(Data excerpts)
┏━━
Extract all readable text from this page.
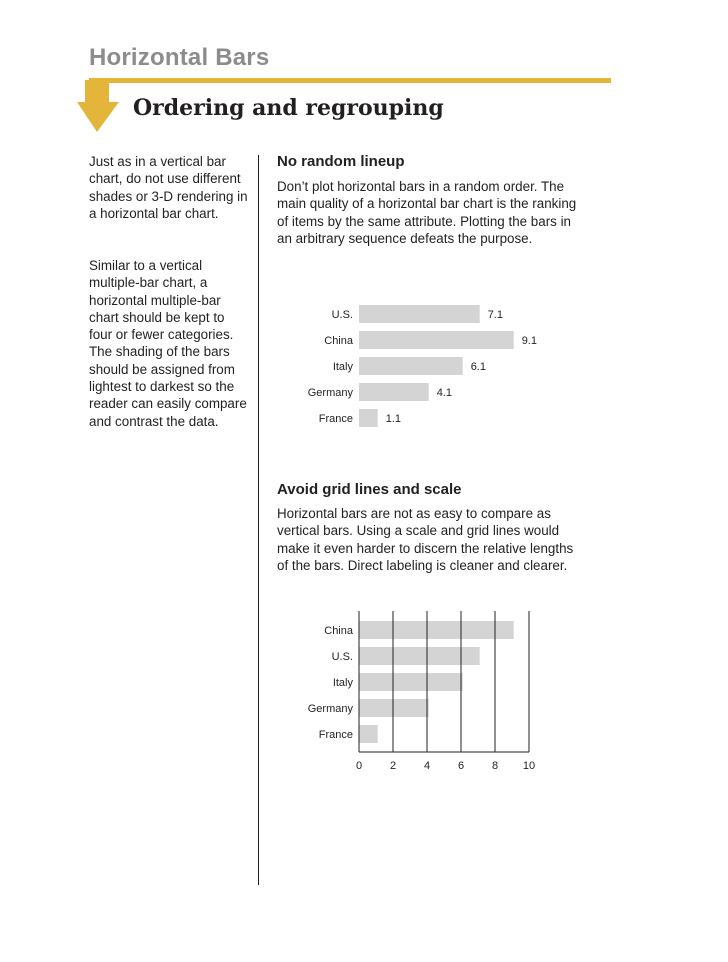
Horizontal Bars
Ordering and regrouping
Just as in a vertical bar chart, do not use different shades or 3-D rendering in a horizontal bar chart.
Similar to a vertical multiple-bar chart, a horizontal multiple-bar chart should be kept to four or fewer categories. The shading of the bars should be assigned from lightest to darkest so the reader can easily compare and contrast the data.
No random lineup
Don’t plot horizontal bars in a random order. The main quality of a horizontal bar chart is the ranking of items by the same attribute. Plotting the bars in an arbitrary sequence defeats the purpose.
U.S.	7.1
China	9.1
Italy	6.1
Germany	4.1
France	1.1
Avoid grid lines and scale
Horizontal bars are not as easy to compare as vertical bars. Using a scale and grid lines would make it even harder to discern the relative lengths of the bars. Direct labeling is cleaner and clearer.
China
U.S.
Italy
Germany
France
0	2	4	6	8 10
┗━━
▸ GIVEN REQUEST
Transcribe all the data word for word; the images stay out.

▸ SOLUTION
Extract all readable text from this page.
Horizontal Bars
Ordering and regrouping
Just as in a vertical bar chart, do not use different shades or 3-D rendering in a horizontal bar chart.
Similar to a vertical multiple-bar chart, a horizontal multiple-bar chart should be kept to four or fewer categories. The shading of the bars should be assigned from lightest to darkest so the reader can easily compare and contrast the data.
No random lineup
Don’t plot horizontal bars in a random order. The main quality of a horizontal bar chart is the ranking of items by the same attribute. Plotting the bars in an arbitrary sequence defeats the purpose.
U.S.	7.1
China	9.1
Italy	6.1
Germany	4.1
France	1.1
Avoid grid lines and scale
Horizontal bars are not as easy to compare as vertical bars. Using a scale and grid lines would make it even harder to discern the relative lengths of the bars. Direct labeling is cleaner and clearer.
China
U.S.
Italy
Germany
France
0	2	4	6	8 10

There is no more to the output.